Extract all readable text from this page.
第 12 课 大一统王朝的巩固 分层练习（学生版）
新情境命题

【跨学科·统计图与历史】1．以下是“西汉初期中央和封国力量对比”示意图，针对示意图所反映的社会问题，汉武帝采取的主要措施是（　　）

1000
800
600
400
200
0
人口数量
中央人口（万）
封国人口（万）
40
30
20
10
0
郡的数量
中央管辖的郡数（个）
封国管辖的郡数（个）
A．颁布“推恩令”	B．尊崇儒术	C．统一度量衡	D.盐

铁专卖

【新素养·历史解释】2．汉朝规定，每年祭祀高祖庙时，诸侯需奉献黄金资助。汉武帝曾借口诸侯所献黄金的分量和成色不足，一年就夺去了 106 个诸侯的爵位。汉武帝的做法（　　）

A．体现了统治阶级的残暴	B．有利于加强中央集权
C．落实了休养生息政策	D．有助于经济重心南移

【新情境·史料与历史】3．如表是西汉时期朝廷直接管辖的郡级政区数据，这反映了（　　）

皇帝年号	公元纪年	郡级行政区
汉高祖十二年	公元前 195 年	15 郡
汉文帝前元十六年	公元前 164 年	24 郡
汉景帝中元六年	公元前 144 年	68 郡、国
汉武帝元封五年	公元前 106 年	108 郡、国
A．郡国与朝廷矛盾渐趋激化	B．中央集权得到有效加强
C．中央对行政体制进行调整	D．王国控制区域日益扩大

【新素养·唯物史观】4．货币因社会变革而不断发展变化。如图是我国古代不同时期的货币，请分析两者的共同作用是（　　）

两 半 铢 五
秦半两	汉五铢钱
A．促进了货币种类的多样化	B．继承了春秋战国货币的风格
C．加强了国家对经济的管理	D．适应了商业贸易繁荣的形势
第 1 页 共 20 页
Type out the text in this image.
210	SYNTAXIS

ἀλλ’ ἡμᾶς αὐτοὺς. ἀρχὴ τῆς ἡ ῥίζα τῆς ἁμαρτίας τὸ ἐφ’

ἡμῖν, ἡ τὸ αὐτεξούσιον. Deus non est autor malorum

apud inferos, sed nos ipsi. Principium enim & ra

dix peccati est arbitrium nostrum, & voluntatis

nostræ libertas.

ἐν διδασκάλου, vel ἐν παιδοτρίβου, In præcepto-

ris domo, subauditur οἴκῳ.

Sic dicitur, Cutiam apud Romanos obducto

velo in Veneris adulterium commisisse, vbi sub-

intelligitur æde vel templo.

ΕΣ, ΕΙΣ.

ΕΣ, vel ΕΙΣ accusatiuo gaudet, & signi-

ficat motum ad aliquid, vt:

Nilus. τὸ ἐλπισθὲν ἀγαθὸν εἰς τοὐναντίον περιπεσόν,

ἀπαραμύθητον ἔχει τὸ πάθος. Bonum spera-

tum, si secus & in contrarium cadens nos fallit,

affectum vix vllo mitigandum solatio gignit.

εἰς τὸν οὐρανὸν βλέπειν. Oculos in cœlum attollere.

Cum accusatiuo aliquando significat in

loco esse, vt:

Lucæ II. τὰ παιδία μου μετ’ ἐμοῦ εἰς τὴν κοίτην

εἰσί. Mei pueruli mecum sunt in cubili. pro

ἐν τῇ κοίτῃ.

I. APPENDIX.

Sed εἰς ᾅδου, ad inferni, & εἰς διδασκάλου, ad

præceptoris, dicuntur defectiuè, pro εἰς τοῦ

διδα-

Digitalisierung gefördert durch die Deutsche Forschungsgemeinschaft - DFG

### WHAT YOU WILL DO
Only the number is wanted: how many lines of the material above include the word "this"?

### FULL SOLUTION
2